# Short exercise
Omit the pictures, please, and give each record below again exactly.

Data entries for graphics
=====
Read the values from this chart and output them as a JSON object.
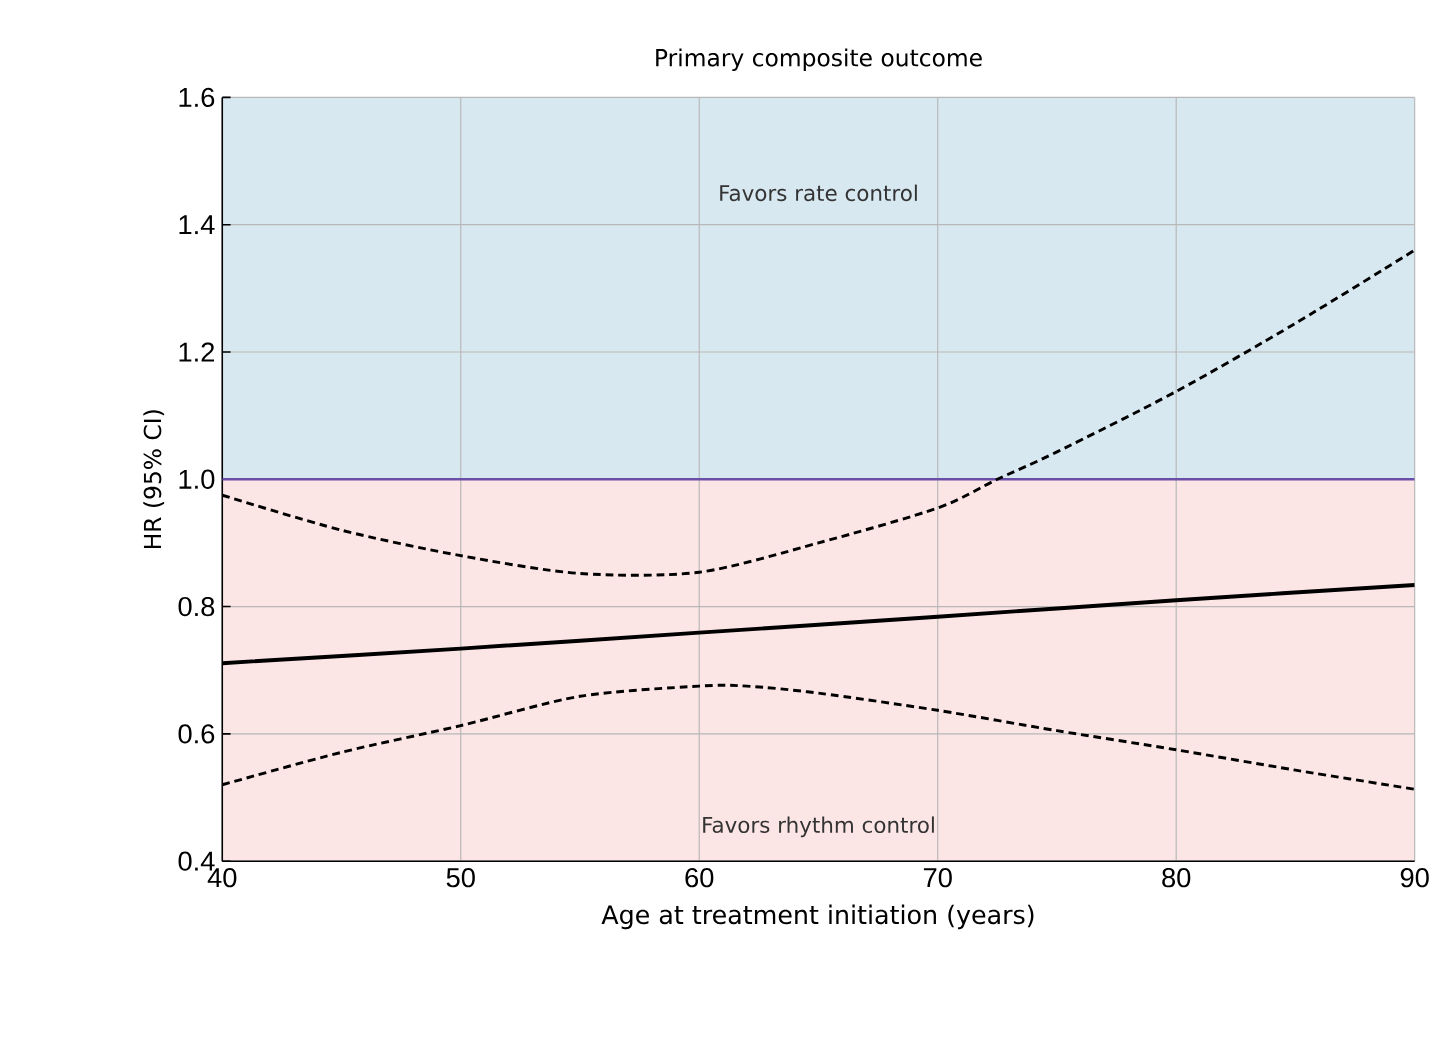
{
  "chart_data": {
    "type": "line",
    "title": "Primary composite outcome",
    "xlabel": "Age at treatment initiation (years)",
    "ylabel": "HR (95% CI)",
    "xlim": [
      40,
      90
    ],
    "xticks": [
      40,
      50,
      60,
      70,
      80,
      90
    ],
    "ylim": [
      0.4,
      1.6
    ],
    "yticks": [
      {
        "value": 0.4,
        "label": "0.4"
      },
      {
        "value": 0.6,
        "label": "0.6"
      },
      {
        "value": 0.8,
        "label": "0.8"
      },
      {
        "value": 1.0,
        "label": "1.0"
      },
      {
        "value": 1.2,
        "label": "1.2"
      },
      {
        "value": 1.4,
        "label": "1.4"
      },
      {
        "value": 1.6,
        "label": "1.6"
      }
    ],
    "grid": true,
    "marker": "none",
    "bands": [
      {
        "axis": "y",
        "from": 1.0,
        "to": 1.6,
        "label": "Favors rate control",
        "color": "#d8e8f0"
      },
      {
        "axis": "y",
        "from": 0.4,
        "to": 1.0,
        "label": "Favors rhythm control",
        "color": "#fbe5e5"
      }
    ],
    "ref_lines": [
      {
        "axis": "y",
        "value": 1.0,
        "color": "#6a4fa8"
      }
    ],
    "series": [
      {
        "color": "#000000",
        "line_style": "solid",
        "x": [
          40,
          50,
          60,
          70,
          80,
          90
        ],
        "values": [
          0.711,
          0.734,
          0.759,
          0.784,
          0.81,
          0.834
        ]
      },
      {
        "color": "#000000",
        "line_style": "dashed",
        "x": [
          40,
          45,
          50,
          55,
          60,
          65,
          70,
          72.5,
          75,
          80,
          85,
          90
        ],
        "values": [
          0.975,
          0.92,
          0.88,
          0.852,
          0.854,
          0.9,
          0.955,
          1.0,
          1.043,
          1.138,
          1.245,
          1.36
        ]
      },
      {
        "color": "#000000",
        "line_style": "dashed",
        "x": [
          40,
          45,
          50,
          55,
          60,
          62,
          65,
          70,
          75,
          80,
          85,
          90
        ],
        "values": [
          0.52,
          0.571,
          0.613,
          0.659,
          0.675,
          0.675,
          0.664,
          0.637,
          0.605,
          0.575,
          0.543,
          0.513
        ]
      }
    ]
  }
}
=====
# Written response
Read the values from this chart and output them as a JSON object.
{
  "chart_data": {
    "type": "line",
    "title": "Primary composite outcome",
    "xlabel": "Age at treatment initiation (years)",
    "ylabel": "HR (95% CI)",
    "xlim": [
      40,
      90
    ],
    "xticks": [
      40,
      50,
      60,
      70,
      80,
      90
    ],
    "ylim": [
      0.4,
      1.6
    ],
    "yticks": [
      {
        "value": 0.4,
        "label": "0.4"
      },
      {
        "value": 0.6,
        "label": "0.6"
      },
      {
        "value": 0.8,
        "label": "0.8"
      },
      {
        "value": 1.0,
        "label": "1.0"
      },
      {
        "value": 1.2,
        "label": "1.2"
      },
      {
        "value": 1.4,
        "label": "1.4"
      },
      {
        "value": 1.6,
        "label": "1.6"
      }
    ],
    "grid": true,
    "marker": "none",
    "bands": [
      {
        "axis": "y",
        "from": 1.0,
        "to": 1.6,
        "label": "Favors rate control",
        "color": "#d8e8f0"
      },
      {
        "axis": "y",
        "from": 0.4,
        "to": 1.0,
        "label": "Favors rhythm control",
        "color": "#fbe5e5"
      }
    ],
    "ref_lines": [
      {
        "axis": "y",
        "value": 1.0,
        "color": "#6a4fa8"
      }
    ],
    "series": [
      {
        "color": "#000000",
        "line_style": "solid",
        "x": [
          40,
          50,
          60,
          70,
          80,
          90
        ],
        "values": [
          0.711,
          0.734,
          0.759,
          0.784,
          0.81,
          0.834
        ]
      },
      {
        "color": "#000000",
        "line_style": "dashed",
        "x": [
          40,
          45,
          50,
          55,
          60,
          65,
          70,
          72.5,
          75,
          80,
          85,
          90
        ],
        "values": [
          0.975,
          0.92,
          0.88,
          0.852,
          0.854,
          0.9,
          0.955,
          1.0,
          1.043,
          1.138,
          1.245,
          1.36
        ]
      },
      {
        "color": "#000000",
        "line_style": "dashed",
        "x": [
          40,
          45,
          50,
          55,
          60,
          62,
          65,
          70,
          75,
          80,
          85,
          90
        ],
        "values": [
          0.52,
          0.571,
          0.613,
          0.659,
          0.675,
          0.675,
          0.664,
          0.637,
          0.605,
          0.575,
          0.543,
          0.513
        ]
      }
    ]
  }
}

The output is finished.